Listings of elements and their boxes:
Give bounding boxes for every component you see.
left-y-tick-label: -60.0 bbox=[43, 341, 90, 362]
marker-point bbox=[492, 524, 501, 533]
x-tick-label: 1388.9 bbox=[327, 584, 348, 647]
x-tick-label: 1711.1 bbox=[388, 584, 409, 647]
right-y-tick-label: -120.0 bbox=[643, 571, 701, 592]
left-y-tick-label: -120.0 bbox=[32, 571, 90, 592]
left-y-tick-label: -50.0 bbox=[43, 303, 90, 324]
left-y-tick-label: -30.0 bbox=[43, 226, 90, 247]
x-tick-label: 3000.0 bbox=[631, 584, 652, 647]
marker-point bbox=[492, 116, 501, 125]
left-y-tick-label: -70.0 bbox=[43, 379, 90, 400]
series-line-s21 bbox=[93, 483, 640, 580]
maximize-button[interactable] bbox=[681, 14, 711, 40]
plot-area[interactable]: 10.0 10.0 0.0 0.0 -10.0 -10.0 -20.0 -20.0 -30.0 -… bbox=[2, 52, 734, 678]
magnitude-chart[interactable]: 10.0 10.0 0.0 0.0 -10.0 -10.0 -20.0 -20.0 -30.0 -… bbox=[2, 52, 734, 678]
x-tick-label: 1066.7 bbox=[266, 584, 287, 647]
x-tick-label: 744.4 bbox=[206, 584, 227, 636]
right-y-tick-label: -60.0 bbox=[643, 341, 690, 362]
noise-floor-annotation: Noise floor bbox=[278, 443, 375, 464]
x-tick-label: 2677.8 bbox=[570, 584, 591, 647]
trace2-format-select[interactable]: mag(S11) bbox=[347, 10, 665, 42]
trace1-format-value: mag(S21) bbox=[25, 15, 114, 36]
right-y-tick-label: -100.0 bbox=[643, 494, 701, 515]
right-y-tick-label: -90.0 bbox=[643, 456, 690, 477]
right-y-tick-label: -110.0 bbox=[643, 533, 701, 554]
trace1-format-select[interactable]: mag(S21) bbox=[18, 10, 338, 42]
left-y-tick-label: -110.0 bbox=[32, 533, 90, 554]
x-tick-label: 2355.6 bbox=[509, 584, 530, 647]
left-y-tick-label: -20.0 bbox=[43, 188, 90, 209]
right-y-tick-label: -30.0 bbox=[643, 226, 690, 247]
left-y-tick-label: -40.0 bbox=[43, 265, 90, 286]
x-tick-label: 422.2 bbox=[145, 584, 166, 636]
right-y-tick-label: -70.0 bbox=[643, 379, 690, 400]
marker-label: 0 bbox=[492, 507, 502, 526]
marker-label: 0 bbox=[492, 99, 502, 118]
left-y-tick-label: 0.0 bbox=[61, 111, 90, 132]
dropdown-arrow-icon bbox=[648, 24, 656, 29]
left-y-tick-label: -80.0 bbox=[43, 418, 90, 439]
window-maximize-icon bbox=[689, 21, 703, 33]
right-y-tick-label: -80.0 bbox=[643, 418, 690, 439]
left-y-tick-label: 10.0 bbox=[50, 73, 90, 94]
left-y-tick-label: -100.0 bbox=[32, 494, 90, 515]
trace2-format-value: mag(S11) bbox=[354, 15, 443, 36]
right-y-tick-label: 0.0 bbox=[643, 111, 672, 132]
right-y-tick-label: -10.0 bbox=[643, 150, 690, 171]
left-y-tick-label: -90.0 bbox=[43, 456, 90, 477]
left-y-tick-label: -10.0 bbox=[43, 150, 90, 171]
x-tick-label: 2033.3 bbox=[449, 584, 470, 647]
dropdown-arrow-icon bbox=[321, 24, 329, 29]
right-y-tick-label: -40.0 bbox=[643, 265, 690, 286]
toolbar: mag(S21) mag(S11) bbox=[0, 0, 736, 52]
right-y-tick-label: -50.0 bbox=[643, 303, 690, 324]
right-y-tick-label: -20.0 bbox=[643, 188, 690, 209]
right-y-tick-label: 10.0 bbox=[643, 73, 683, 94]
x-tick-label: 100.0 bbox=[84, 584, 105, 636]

(What you should do)
Convert all the lines above into a JSON list of strings, one string per line, leaving out any blank lines.

(The solution)
[
  "Give bounding boxes for every component you see.",
  "left-y-tick-label: -60.0 bbox=[43, 341, 90, 362]",
  "marker-point bbox=[492, 524, 501, 533]",
  "x-tick-label: 1388.9 bbox=[327, 584, 348, 647]",
  "x-tick-label: 1711.1 bbox=[388, 584, 409, 647]",
  "right-y-tick-label: -120.0 bbox=[643, 571, 701, 592]",
  "left-y-tick-label: -120.0 bbox=[32, 571, 90, 592]",
  "left-y-tick-label: -50.0 bbox=[43, 303, 90, 324]",
  "left-y-tick-label: -30.0 bbox=[43, 226, 90, 247]",
  "x-tick-label: 3000.0 bbox=[631, 584, 652, 647]",
  "marker-point bbox=[492, 116, 501, 125]",
  "left-y-tick-label: -70.0 bbox=[43, 379, 90, 400]",
  "series-line-s21 bbox=[93, 483, 640, 580]",
  "maximize-button[interactable] bbox=[681, 14, 711, 40]",
  "plot-area[interactable]: 10.0 10.0 0.0 0.0 -10.0 -10.0 -20.0 -20.0 -30.0 -… bbox=[2, 52, 734, 678]",
  "magnitude-chart[interactable]: 10.0 10.0 0.0 0.0 -10.0 -10.0 -20.0 -20.0 -30.0 -… bbox=[2, 52, 734, 678]",
  "x-tick-label: 1066.7 bbox=[266, 584, 287, 647]",
  "x-tick-label: 744.4 bbox=[206, 584, 227, 636]",
  "right-y-tick-label: -60.0 bbox=[643, 341, 690, 362]",
  "noise-floor-annotation: Noise floor bbox=[278, 443, 375, 464]",
  "x-tick-label: 2677.8 bbox=[570, 584, 591, 647]",
  "trace2-format-select[interactable]: mag(S11) bbox=[347, 10, 665, 42]",
  "trace1-format-value: mag(S21) bbox=[25, 15, 114, 36]",
  "right-y-tick-label: -100.0 bbox=[643, 494, 701, 515]",
  "right-y-tick-label: -90.0 bbox=[643, 456, 690, 477]",
  "right-y-tick-label: -110.0 bbox=[643, 533, 701, 554]",
  "trace1-format-select[interactable]: mag(S21) bbox=[18, 10, 338, 42]",
  "left-y-tick-label: -110.0 bbox=[32, 533, 90, 554]",
  "x-tick-label: 2355.6 bbox=[509, 584, 530, 647]",
  "left-y-tick-label: -20.0 bbox=[43, 188, 90, 209]",
  "right-y-tick-label: -30.0 bbox=[643, 226, 690, 247]",
  "left-y-tick-label: -40.0 bbox=[43, 265, 90, 286]",
  "x-tick-label: 422.2 bbox=[145, 584, 166, 636]",
  "right-y-tick-label: -70.0 bbox=[643, 379, 690, 400]",
  "marker-label: 0 bbox=[492, 507, 502, 526]",
  "marker-label: 0 bbox=[492, 99, 502, 118]",
  "left-y-tick-label: 0.0 bbox=[61, 111, 90, 132]",
  "dropdown-arrow-icon bbox=[648, 24, 656, 29]",
  "left-y-tick-label: -80.0 bbox=[43, 418, 90, 439]",
  "window-maximize-icon bbox=[689, 21, 703, 33]",
  "right-y-tick-label: -80.0 bbox=[643, 418, 690, 439]",
  "left-y-tick-label: 10.0 bbox=[50, 73, 90, 94]",
  "left-y-tick-label: -100.0 bbox=[32, 494, 90, 515]",
  "trace2-format-value: mag(S11) bbox=[354, 15, 443, 36]",
  "right-y-tick-label: 0.0 bbox=[643, 111, 672, 132]",
  "right-y-tick-label: -10.0 bbox=[643, 150, 690, 171]",
  "left-y-tick-label: -90.0 bbox=[43, 456, 90, 477]",
  "left-y-tick-label: -10.0 bbox=[43, 150, 90, 171]",
  "x-tick-label: 2033.3 bbox=[449, 584, 470, 647]",
  "dropdown-arrow-icon bbox=[321, 24, 329, 29]",
  "right-y-tick-label: -40.0 bbox=[643, 265, 690, 286]",
  "toolbar: mag(S21) mag(S11) bbox=[0, 0, 736, 52]",
  "right-y-tick-label: -50.0 bbox=[643, 303, 690, 324]",
  "right-y-tick-label: -20.0 bbox=[643, 188, 690, 209]",
  "right-y-tick-label: 10.0 bbox=[643, 73, 683, 94]",
  "x-tick-label: 100.0 bbox=[84, 584, 105, 636]"
]